-- Begin The data --

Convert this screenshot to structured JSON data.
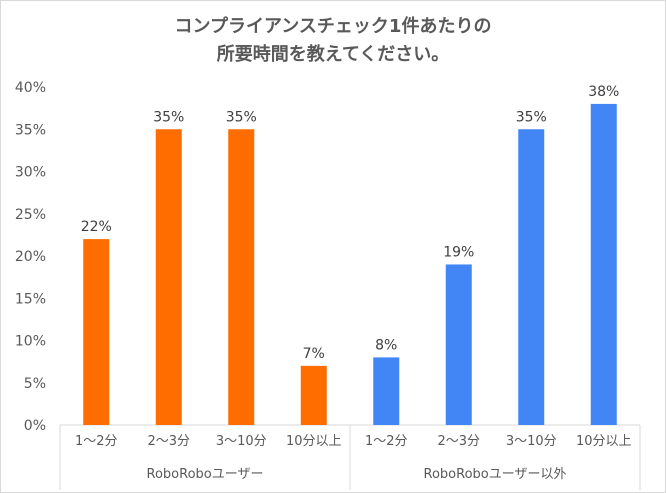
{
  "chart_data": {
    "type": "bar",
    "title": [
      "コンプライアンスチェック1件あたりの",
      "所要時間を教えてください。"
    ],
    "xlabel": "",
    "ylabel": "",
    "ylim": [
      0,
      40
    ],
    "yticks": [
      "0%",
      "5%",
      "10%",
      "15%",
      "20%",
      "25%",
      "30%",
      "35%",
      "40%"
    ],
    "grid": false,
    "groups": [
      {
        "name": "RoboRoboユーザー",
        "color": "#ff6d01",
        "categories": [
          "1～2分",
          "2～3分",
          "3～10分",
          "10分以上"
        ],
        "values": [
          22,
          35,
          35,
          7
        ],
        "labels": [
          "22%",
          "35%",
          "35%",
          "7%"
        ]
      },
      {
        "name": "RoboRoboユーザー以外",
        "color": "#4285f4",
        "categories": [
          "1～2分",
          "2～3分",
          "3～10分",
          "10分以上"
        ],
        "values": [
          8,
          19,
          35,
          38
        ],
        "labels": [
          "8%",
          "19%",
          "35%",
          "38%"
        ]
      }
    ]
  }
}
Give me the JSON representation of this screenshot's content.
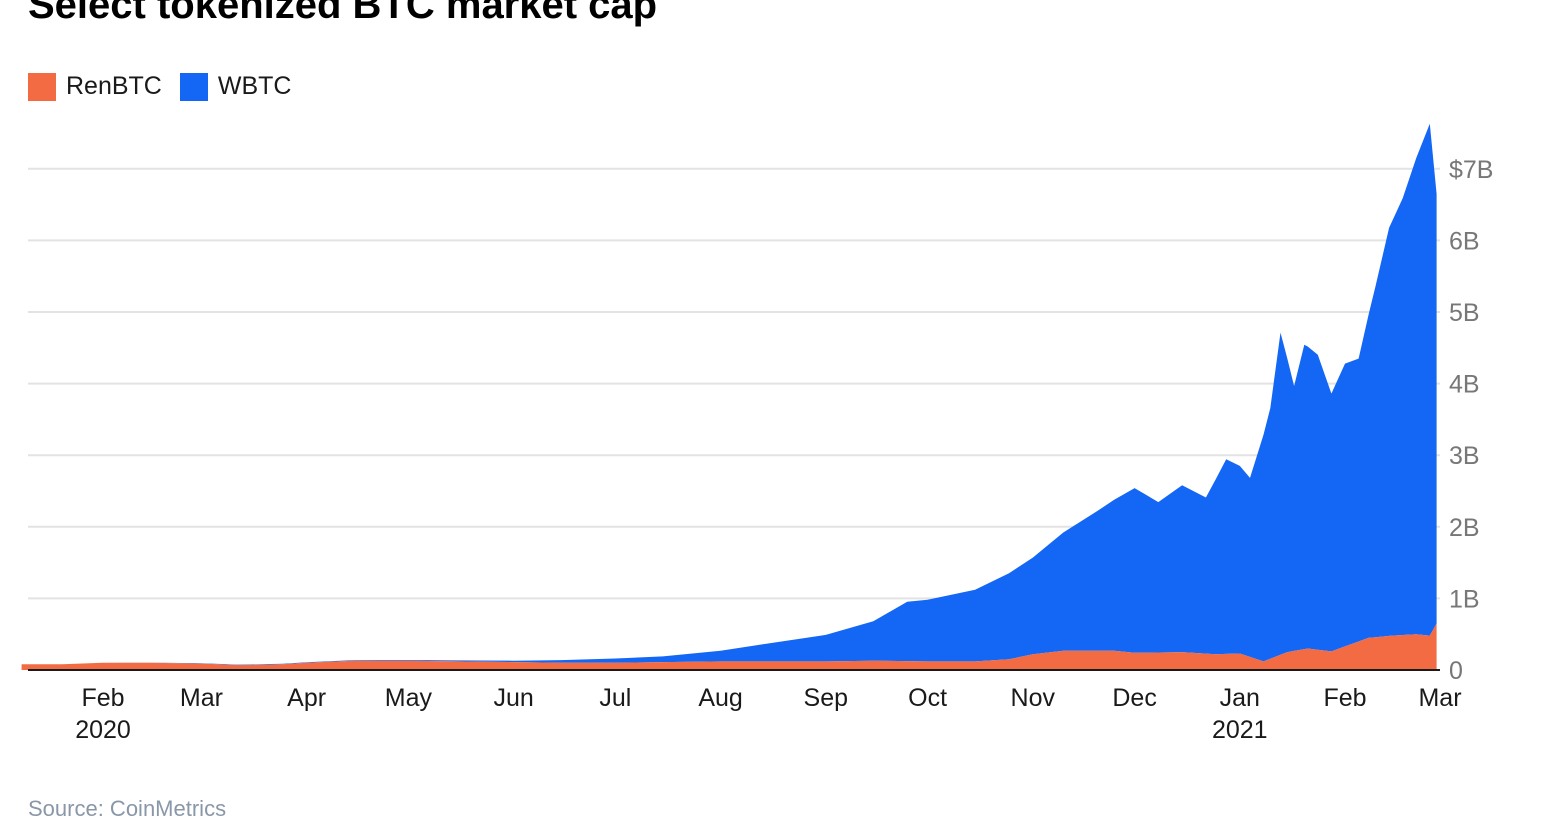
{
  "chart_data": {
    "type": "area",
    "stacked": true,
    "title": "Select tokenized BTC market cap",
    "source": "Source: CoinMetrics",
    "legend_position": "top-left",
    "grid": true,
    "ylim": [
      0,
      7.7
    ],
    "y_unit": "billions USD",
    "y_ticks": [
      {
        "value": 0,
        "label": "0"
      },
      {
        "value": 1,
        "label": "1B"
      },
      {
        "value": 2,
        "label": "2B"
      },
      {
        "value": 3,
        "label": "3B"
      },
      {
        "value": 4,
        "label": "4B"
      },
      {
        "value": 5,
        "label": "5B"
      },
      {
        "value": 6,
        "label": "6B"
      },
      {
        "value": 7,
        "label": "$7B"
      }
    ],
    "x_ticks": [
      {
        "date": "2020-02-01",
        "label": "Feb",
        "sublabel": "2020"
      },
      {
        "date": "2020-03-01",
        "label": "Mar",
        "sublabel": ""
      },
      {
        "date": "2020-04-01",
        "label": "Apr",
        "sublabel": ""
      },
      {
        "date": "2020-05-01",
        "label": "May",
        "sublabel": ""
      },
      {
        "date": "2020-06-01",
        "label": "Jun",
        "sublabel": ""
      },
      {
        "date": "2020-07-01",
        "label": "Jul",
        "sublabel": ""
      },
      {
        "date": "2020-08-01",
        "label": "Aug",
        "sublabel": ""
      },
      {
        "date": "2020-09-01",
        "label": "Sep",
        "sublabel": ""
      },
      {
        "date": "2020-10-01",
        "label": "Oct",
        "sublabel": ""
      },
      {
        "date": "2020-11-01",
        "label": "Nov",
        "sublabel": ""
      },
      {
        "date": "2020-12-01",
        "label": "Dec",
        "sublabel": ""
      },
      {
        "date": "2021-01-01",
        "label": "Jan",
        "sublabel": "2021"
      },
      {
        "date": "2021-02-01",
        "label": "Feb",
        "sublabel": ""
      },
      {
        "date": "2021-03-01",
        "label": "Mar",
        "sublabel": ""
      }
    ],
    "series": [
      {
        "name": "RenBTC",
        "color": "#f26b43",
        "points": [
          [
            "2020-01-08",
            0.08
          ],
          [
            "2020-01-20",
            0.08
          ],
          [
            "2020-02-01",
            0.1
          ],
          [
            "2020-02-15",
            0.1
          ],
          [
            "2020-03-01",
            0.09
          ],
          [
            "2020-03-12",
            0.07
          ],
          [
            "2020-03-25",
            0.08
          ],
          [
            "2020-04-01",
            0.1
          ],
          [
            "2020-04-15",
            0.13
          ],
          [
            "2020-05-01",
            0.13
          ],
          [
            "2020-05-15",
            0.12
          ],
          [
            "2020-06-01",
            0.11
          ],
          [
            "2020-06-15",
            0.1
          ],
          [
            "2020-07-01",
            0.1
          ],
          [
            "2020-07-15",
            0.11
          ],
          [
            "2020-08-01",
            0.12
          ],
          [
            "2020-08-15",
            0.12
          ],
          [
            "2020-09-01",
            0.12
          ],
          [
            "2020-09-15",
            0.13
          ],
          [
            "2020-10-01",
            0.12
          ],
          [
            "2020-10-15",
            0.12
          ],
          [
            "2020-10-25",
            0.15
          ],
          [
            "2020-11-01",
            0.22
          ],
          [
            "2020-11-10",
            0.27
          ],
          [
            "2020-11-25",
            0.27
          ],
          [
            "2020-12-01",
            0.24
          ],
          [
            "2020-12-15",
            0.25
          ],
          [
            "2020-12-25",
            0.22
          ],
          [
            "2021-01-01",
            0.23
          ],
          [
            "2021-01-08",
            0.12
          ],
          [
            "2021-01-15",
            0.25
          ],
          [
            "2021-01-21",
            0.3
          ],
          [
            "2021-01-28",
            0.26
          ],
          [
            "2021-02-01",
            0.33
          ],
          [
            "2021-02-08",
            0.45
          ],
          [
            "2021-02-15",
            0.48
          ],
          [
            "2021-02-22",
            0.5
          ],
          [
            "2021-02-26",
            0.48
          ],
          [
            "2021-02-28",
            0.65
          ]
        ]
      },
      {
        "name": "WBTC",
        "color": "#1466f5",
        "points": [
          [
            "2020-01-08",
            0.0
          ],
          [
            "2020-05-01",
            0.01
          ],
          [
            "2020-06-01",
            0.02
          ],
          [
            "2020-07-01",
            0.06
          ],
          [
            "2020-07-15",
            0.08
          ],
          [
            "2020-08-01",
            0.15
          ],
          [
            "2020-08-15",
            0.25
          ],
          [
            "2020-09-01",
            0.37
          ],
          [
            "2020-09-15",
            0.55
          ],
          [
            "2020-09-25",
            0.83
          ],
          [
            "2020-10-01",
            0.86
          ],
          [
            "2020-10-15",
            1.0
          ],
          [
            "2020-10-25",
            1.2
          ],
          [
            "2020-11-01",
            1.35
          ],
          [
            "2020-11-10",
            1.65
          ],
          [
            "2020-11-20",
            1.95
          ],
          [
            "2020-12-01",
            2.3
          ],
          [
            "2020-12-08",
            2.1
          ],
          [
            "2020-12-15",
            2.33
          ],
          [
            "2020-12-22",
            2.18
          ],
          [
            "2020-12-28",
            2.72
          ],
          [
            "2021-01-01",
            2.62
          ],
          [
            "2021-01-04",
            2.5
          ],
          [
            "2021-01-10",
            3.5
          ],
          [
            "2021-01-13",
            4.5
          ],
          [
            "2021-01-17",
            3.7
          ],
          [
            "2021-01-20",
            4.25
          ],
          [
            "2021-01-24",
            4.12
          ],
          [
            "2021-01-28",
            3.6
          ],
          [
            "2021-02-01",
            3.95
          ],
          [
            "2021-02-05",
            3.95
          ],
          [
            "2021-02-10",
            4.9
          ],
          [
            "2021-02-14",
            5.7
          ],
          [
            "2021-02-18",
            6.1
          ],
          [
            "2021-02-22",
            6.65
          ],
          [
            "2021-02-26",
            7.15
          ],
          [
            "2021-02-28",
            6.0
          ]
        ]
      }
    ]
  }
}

-- End The data --

* What you will do *
Give the entries again without a single change, but with no pictures.

* Task response *
Convert this screenshot to structured JSON data.
{
  "chart_data": {
    "type": "bar",
    "title": [
      "コンプライアンスチェック1件あたりの",
      "所要時間を教えてください。"
    ],
    "xlabel": "",
    "ylabel": "",
    "ylim": [
      0,
      40
    ],
    "yticks": [
      "0%",
      "5%",
      "10%",
      "15%",
      "20%",
      "25%",
      "30%",
      "35%",
      "40%"
    ],
    "grid": false,
    "groups": [
      {
        "name": "RoboRoboユーザー",
        "color": "#ff6d01",
        "categories": [
          "1～2分",
          "2～3分",
          "3～10分",
          "10分以上"
        ],
        "values": [
          22,
          35,
          35,
          7
        ],
        "labels": [
          "22%",
          "35%",
          "35%",
          "7%"
        ]
      },
      {
        "name": "RoboRoboユーザー以外",
        "color": "#4285f4",
        "categories": [
          "1～2分",
          "2～3分",
          "3～10分",
          "10分以上"
        ],
        "values": [
          8,
          19,
          35,
          38
        ],
        "labels": [
          "8%",
          "19%",
          "35%",
          "38%"
        ]
      }
    ]
  }
}
Give me the JSON representation of this screenshot's content.
{
  "chart_data": {
    "type": "area",
    "stacked": true,
    "title": "Select tokenized BTC market cap",
    "source": "Source: CoinMetrics",
    "legend_position": "top-left",
    "grid": true,
    "ylim": [
      0,
      7.7
    ],
    "y_unit": "billions USD",
    "y_ticks": [
      {
        "value": 0,
        "label": "0"
      },
      {
        "value": 1,
        "label": "1B"
      },
      {
        "value": 2,
        "label": "2B"
      },
      {
        "value": 3,
        "label": "3B"
      },
      {
        "value": 4,
        "label": "4B"
      },
      {
        "value": 5,
        "label": "5B"
      },
      {
        "value": 6,
        "label": "6B"
      },
      {
        "value": 7,
        "label": "$7B"
      }
    ],
    "x_ticks": [
      {
        "date": "2020-02-01",
        "label": "Feb",
        "sublabel": "2020"
      },
      {
        "date": "2020-03-01",
        "label": "Mar",
        "sublabel": ""
      },
      {
        "date": "2020-04-01",
        "label": "Apr",
        "sublabel": ""
      },
      {
        "date": "2020-05-01",
        "label": "May",
        "sublabel": ""
      },
      {
        "date": "2020-06-01",
        "label": "Jun",
        "sublabel": ""
      },
      {
        "date": "2020-07-01",
        "label": "Jul",
        "sublabel": ""
      },
      {
        "date": "2020-08-01",
        "label": "Aug",
        "sublabel": ""
      },
      {
        "date": "2020-09-01",
        "label": "Sep",
        "sublabel": ""
      },
      {
        "date": "2020-10-01",
        "label": "Oct",
        "sublabel": ""
      },
      {
        "date": "2020-11-01",
        "label": "Nov",
        "sublabel": ""
      },
      {
        "date": "2020-12-01",
        "label": "Dec",
        "sublabel": ""
      },
      {
        "date": "2021-01-01",
        "label": "Jan",
        "sublabel": "2021"
      },
      {
        "date": "2021-02-01",
        "label": "Feb",
        "sublabel": ""
      },
      {
        "date": "2021-03-01",
        "label": "Mar",
        "sublabel": ""
      }
    ],
    "series": [
      {
        "name": "RenBTC",
        "color": "#f26b43",
        "points": [
          [
            "2020-01-08",
            0.08
          ],
          [
            "2020-01-20",
            0.08
          ],
          [
            "2020-02-01",
            0.1
          ],
          [
            "2020-02-15",
            0.1
          ],
          [
            "2020-03-01",
            0.09
          ],
          [
            "2020-03-12",
            0.07
          ],
          [
            "2020-03-25",
            0.08
          ],
          [
            "2020-04-01",
            0.1
          ],
          [
            "2020-04-15",
            0.13
          ],
          [
            "2020-05-01",
            0.13
          ],
          [
            "2020-05-15",
            0.12
          ],
          [
            "2020-06-01",
            0.11
          ],
          [
            "2020-06-15",
            0.1
          ],
          [
            "2020-07-01",
            0.1
          ],
          [
            "2020-07-15",
            0.11
          ],
          [
            "2020-08-01",
            0.12
          ],
          [
            "2020-08-15",
            0.12
          ],
          [
            "2020-09-01",
            0.12
          ],
          [
            "2020-09-15",
            0.13
          ],
          [
            "2020-10-01",
            0.12
          ],
          [
            "2020-10-15",
            0.12
          ],
          [
            "2020-10-25",
            0.15
          ],
          [
            "2020-11-01",
            0.22
          ],
          [
            "2020-11-10",
            0.27
          ],
          [
            "2020-11-25",
            0.27
          ],
          [
            "2020-12-01",
            0.24
          ],
          [
            "2020-12-15",
            0.25
          ],
          [
            "2020-12-25",
            0.22
          ],
          [
            "2021-01-01",
            0.23
          ],
          [
            "2021-01-08",
            0.12
          ],
          [
            "2021-01-15",
            0.25
          ],
          [
            "2021-01-21",
            0.3
          ],
          [
            "2021-01-28",
            0.26
          ],
          [
            "2021-02-01",
            0.33
          ],
          [
            "2021-02-08",
            0.45
          ],
          [
            "2021-02-15",
            0.48
          ],
          [
            "2021-02-22",
            0.5
          ],
          [
            "2021-02-26",
            0.48
          ],
          [
            "2021-02-28",
            0.65
          ]
        ]
      },
      {
        "name": "WBTC",
        "color": "#1466f5",
        "points": [
          [
            "2020-01-08",
            0.0
          ],
          [
            "2020-05-01",
            0.01
          ],
          [
            "2020-06-01",
            0.02
          ],
          [
            "2020-07-01",
            0.06
          ],
          [
            "2020-07-15",
            0.08
          ],
          [
            "2020-08-01",
            0.15
          ],
          [
            "2020-08-15",
            0.25
          ],
          [
            "2020-09-01",
            0.37
          ],
          [
            "2020-09-15",
            0.55
          ],
          [
            "2020-09-25",
            0.83
          ],
          [
            "2020-10-01",
            0.86
          ],
          [
            "2020-10-15",
            1.0
          ],
          [
            "2020-10-25",
            1.2
          ],
          [
            "2020-11-01",
            1.35
          ],
          [
            "2020-11-10",
            1.65
          ],
          [
            "2020-11-20",
            1.95
          ],
          [
            "2020-12-01",
            2.3
          ],
          [
            "2020-12-08",
            2.1
          ],
          [
            "2020-12-15",
            2.33
          ],
          [
            "2020-12-22",
            2.18
          ],
          [
            "2020-12-28",
            2.72
          ],
          [
            "2021-01-01",
            2.62
          ],
          [
            "2021-01-04",
            2.5
          ],
          [
            "2021-01-10",
            3.5
          ],
          [
            "2021-01-13",
            4.5
          ],
          [
            "2021-01-17",
            3.7
          ],
          [
            "2021-01-20",
            4.25
          ],
          [
            "2021-01-24",
            4.12
          ],
          [
            "2021-01-28",
            3.6
          ],
          [
            "2021-02-01",
            3.95
          ],
          [
            "2021-02-05",
            3.95
          ],
          [
            "2021-02-10",
            4.9
          ],
          [
            "2021-02-14",
            5.7
          ],
          [
            "2021-02-18",
            6.1
          ],
          [
            "2021-02-22",
            6.65
          ],
          [
            "2021-02-26",
            7.15
          ],
          [
            "2021-02-28",
            6.0
          ]
        ]
      }
    ]
  }
}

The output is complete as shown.